AIM OF THE EXERCISE
Look through the data below and count each line where the word "this" appears. Reply with the count alone.

====== INFORMATION SHOWN

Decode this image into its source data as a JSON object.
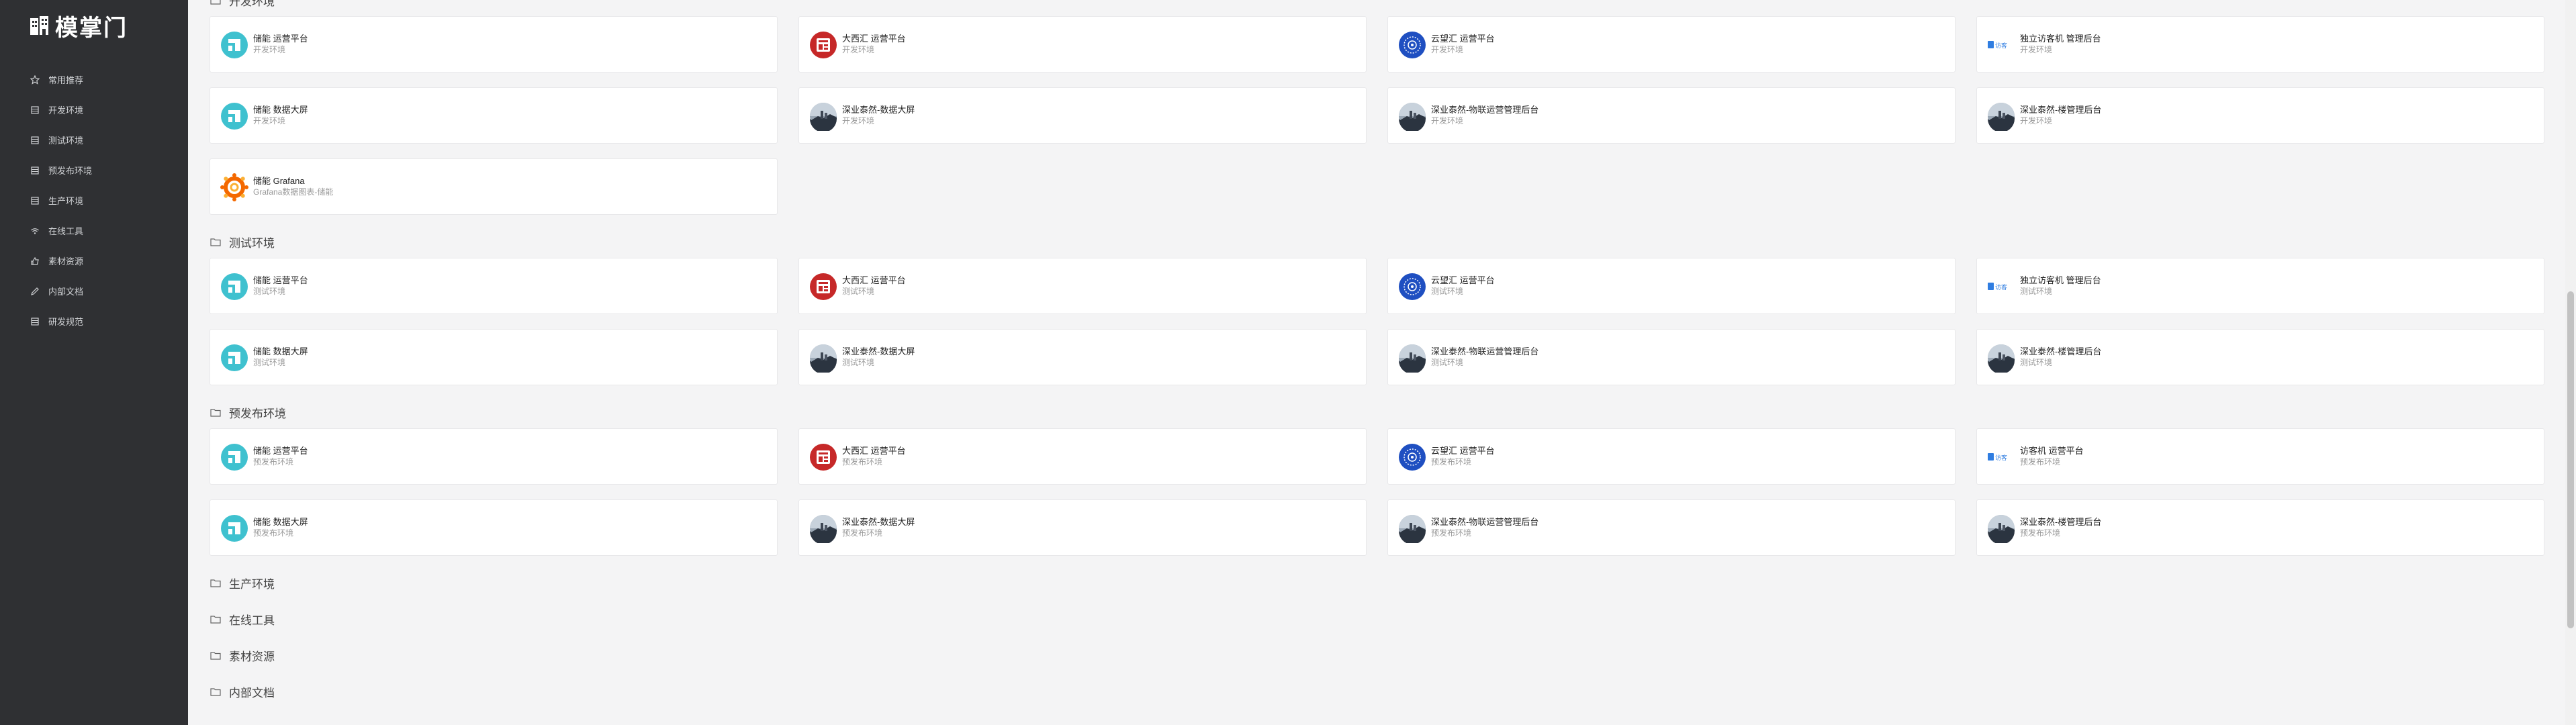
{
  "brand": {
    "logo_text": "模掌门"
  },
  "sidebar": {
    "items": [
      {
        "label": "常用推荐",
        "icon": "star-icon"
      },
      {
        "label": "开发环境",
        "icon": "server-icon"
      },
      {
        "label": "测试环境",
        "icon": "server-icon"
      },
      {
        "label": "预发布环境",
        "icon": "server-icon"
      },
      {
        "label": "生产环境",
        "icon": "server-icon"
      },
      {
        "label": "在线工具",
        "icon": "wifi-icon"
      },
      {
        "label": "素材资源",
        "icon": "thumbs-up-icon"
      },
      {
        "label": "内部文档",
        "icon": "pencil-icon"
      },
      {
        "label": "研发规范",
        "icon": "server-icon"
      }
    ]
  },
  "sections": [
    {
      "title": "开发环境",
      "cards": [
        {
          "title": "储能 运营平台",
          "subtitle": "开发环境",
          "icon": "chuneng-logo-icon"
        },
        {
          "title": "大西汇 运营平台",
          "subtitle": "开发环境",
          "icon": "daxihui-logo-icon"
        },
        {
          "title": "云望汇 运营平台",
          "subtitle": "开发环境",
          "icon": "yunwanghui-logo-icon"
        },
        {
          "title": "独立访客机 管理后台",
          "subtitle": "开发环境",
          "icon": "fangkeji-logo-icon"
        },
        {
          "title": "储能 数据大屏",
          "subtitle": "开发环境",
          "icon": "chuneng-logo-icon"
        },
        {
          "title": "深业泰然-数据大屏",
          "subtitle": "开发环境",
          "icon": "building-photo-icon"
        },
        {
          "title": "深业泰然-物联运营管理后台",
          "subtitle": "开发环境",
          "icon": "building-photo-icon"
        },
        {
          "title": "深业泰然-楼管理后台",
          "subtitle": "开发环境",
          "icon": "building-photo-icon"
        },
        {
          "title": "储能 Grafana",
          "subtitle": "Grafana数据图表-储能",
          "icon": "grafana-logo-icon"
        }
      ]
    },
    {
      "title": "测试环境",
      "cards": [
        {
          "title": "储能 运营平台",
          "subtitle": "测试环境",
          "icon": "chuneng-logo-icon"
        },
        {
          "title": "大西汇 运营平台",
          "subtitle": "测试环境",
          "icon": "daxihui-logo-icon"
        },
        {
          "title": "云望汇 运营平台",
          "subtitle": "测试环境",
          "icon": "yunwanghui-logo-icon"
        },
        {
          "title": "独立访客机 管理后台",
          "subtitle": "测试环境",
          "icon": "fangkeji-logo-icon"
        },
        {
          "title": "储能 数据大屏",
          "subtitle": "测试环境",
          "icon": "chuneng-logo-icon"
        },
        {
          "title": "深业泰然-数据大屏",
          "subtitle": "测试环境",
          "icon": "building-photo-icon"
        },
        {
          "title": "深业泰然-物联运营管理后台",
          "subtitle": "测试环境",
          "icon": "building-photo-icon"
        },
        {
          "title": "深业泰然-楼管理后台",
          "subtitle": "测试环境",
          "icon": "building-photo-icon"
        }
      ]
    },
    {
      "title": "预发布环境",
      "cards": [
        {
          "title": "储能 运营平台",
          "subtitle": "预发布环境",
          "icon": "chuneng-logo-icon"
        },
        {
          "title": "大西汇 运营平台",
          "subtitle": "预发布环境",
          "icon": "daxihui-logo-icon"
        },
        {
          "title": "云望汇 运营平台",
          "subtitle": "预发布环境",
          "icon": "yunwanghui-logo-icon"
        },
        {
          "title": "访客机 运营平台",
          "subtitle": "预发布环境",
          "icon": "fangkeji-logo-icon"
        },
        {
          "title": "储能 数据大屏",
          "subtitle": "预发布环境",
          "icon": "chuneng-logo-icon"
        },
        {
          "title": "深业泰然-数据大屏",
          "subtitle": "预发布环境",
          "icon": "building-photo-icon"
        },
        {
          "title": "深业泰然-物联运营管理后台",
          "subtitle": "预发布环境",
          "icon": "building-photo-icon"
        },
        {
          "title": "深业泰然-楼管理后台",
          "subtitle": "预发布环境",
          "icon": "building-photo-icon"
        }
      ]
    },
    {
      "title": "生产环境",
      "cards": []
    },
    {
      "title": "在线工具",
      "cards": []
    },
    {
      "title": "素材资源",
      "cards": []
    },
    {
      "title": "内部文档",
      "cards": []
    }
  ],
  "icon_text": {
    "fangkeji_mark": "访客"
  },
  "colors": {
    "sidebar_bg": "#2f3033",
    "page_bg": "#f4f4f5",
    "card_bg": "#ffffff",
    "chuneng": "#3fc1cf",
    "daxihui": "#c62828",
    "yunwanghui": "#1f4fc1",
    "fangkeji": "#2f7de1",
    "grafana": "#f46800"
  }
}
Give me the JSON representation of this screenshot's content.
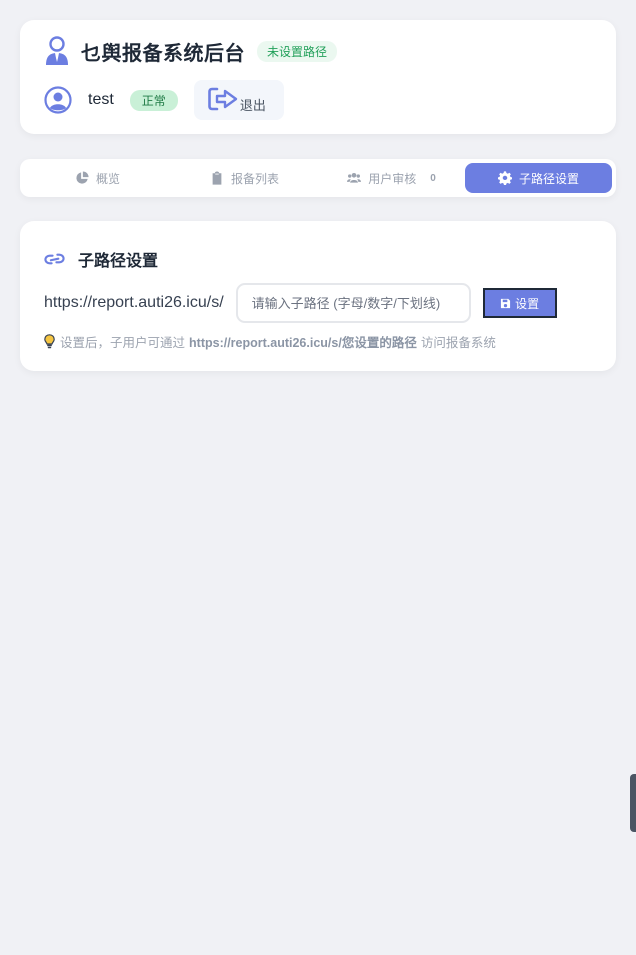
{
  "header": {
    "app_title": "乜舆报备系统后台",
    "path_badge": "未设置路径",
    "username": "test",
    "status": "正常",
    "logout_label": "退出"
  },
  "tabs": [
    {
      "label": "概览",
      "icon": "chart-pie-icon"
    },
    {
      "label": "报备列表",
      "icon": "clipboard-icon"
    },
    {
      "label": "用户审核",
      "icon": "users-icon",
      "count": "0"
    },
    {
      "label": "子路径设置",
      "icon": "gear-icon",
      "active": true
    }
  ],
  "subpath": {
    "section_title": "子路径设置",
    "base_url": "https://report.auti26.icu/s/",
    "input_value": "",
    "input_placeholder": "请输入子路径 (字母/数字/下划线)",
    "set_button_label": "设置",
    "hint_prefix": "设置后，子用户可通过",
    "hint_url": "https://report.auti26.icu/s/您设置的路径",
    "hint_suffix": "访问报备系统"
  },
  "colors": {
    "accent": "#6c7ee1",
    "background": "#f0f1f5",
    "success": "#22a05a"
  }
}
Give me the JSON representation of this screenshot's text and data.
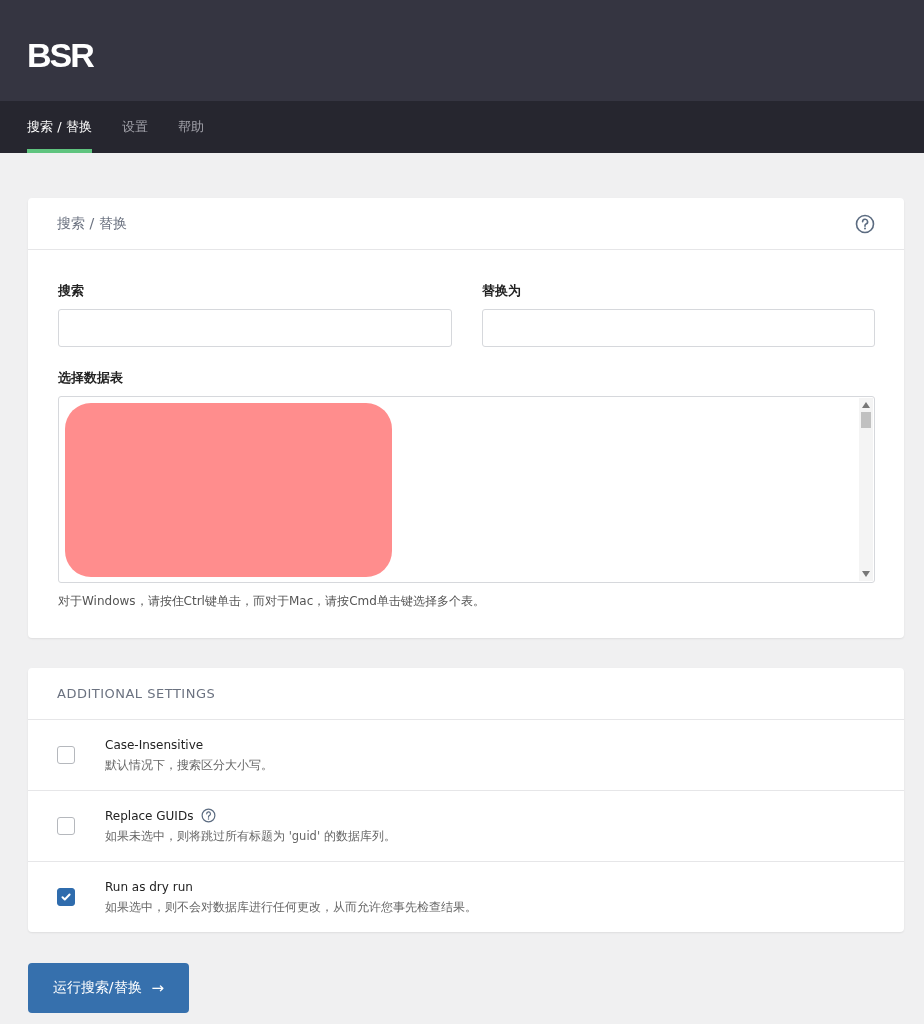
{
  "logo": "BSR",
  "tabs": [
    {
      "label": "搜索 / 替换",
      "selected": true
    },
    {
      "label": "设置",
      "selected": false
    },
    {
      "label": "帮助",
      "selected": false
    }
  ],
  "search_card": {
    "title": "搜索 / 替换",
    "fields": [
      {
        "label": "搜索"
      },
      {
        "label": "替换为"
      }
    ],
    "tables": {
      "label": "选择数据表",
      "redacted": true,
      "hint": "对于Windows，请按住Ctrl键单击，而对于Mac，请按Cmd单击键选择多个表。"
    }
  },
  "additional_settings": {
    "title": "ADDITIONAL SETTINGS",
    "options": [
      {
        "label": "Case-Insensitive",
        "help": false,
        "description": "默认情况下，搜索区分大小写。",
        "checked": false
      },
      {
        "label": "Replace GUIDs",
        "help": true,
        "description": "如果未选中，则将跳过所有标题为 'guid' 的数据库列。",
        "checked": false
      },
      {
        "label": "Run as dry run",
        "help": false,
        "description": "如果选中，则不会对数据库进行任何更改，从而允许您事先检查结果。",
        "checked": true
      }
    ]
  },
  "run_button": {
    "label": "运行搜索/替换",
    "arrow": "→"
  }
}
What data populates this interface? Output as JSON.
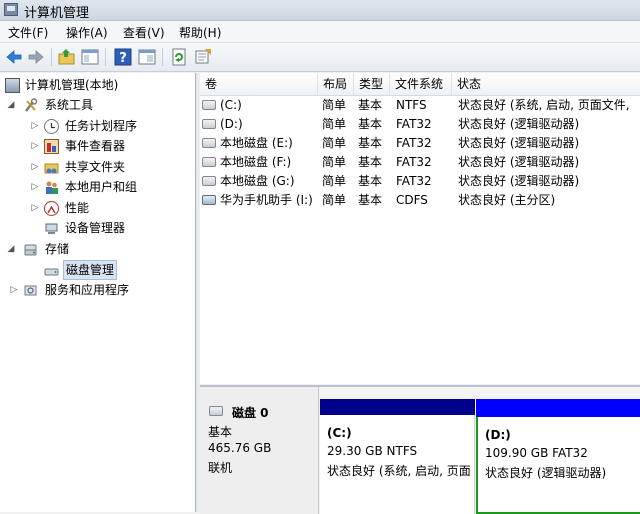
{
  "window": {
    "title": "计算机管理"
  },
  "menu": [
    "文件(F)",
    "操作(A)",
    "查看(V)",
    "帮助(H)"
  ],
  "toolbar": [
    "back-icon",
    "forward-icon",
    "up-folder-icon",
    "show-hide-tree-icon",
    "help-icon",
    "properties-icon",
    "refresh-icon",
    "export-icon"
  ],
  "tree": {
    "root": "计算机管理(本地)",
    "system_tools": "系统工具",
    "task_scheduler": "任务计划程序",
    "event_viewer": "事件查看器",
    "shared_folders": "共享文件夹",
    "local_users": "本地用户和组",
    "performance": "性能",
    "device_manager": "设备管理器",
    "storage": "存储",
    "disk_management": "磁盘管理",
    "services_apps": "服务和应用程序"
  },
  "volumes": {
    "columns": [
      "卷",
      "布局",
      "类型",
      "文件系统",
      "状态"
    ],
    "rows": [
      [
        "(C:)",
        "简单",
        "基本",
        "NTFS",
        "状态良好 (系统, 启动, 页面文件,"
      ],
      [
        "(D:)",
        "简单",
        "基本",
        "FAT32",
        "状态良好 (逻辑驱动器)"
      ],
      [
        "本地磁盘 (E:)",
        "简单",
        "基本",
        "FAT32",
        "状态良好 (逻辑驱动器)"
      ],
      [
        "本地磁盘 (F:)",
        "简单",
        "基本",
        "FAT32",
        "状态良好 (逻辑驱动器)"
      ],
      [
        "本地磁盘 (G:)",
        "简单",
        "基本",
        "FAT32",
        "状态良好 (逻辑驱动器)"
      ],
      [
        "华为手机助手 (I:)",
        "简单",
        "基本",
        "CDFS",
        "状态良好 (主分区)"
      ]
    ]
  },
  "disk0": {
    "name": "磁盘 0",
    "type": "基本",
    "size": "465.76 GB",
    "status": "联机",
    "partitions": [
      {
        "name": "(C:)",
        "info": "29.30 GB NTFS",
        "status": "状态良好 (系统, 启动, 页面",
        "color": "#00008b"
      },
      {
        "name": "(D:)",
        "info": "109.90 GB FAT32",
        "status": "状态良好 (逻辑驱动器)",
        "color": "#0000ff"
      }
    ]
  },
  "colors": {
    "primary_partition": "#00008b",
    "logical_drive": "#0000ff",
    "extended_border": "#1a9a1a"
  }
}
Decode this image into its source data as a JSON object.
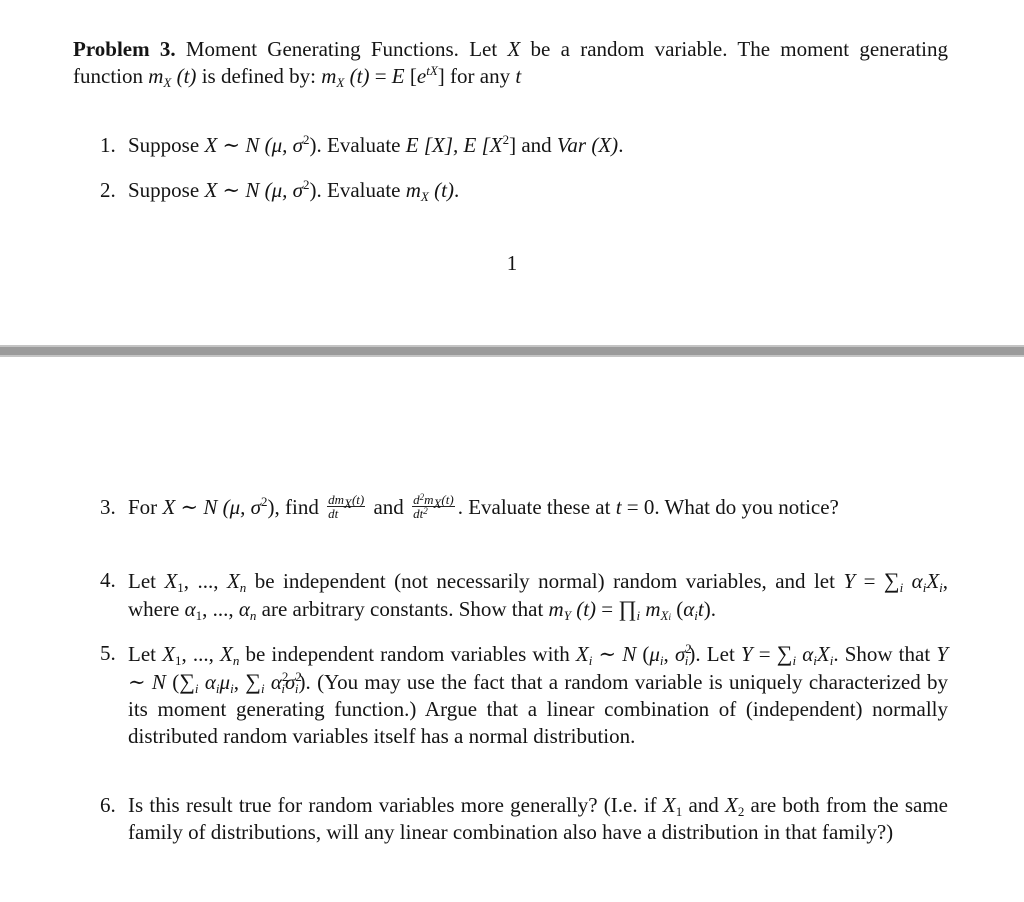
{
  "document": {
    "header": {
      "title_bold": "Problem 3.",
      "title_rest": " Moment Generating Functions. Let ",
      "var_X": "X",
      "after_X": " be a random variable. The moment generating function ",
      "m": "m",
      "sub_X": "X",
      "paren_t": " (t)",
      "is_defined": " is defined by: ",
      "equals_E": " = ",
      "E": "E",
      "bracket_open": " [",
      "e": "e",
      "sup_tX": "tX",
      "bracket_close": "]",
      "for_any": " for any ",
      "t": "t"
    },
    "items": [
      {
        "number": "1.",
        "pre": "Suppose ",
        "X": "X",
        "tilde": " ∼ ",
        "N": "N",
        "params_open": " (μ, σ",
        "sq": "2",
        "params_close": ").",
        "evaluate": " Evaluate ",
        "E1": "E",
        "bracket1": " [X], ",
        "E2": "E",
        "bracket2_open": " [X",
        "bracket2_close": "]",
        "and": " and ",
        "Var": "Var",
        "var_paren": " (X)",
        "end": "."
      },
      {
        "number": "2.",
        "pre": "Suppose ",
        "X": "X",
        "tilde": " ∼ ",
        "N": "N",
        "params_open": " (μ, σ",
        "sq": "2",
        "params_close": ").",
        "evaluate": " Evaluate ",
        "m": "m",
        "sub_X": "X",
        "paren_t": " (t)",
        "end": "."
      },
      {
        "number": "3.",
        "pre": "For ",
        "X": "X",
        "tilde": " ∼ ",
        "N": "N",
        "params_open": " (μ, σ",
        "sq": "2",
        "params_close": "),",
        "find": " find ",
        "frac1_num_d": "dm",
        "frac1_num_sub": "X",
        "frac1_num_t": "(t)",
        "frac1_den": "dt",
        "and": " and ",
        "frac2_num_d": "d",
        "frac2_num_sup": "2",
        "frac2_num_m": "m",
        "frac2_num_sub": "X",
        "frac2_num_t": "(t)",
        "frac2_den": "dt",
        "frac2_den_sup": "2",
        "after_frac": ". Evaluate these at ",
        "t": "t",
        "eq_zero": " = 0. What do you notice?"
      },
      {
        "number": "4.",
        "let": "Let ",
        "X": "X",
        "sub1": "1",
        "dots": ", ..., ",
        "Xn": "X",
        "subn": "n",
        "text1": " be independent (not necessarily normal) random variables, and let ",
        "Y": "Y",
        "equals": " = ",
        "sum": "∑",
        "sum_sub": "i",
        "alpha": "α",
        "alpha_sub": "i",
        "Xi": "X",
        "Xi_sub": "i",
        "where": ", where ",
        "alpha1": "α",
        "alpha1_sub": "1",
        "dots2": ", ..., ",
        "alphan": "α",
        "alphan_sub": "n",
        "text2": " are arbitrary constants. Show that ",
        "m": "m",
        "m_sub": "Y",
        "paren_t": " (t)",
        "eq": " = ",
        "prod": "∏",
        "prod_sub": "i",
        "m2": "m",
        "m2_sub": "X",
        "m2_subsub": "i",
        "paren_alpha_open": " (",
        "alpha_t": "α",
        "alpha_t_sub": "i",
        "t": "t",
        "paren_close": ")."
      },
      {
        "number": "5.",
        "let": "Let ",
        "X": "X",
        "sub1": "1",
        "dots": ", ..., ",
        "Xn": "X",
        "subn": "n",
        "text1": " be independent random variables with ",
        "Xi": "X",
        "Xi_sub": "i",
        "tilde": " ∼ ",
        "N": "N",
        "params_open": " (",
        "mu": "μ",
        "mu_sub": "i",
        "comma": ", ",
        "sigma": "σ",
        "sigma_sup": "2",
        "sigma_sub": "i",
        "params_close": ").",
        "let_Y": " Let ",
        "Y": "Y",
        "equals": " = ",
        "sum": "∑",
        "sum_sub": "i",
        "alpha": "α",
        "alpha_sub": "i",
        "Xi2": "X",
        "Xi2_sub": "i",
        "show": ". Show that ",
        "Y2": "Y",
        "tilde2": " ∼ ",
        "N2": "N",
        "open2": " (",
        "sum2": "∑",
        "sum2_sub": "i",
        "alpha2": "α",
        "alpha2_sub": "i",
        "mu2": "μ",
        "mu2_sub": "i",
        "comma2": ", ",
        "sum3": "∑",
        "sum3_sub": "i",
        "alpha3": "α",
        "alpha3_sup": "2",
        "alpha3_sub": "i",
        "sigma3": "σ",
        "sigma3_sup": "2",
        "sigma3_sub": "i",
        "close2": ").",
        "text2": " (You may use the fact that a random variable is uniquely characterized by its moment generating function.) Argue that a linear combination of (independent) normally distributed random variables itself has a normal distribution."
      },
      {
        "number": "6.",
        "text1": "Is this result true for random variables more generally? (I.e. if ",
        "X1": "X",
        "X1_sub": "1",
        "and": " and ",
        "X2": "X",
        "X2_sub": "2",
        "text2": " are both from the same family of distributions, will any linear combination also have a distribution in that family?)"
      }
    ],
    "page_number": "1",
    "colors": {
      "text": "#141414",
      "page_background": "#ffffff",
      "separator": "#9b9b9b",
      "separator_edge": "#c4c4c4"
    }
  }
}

============

ANSWER BELOW
6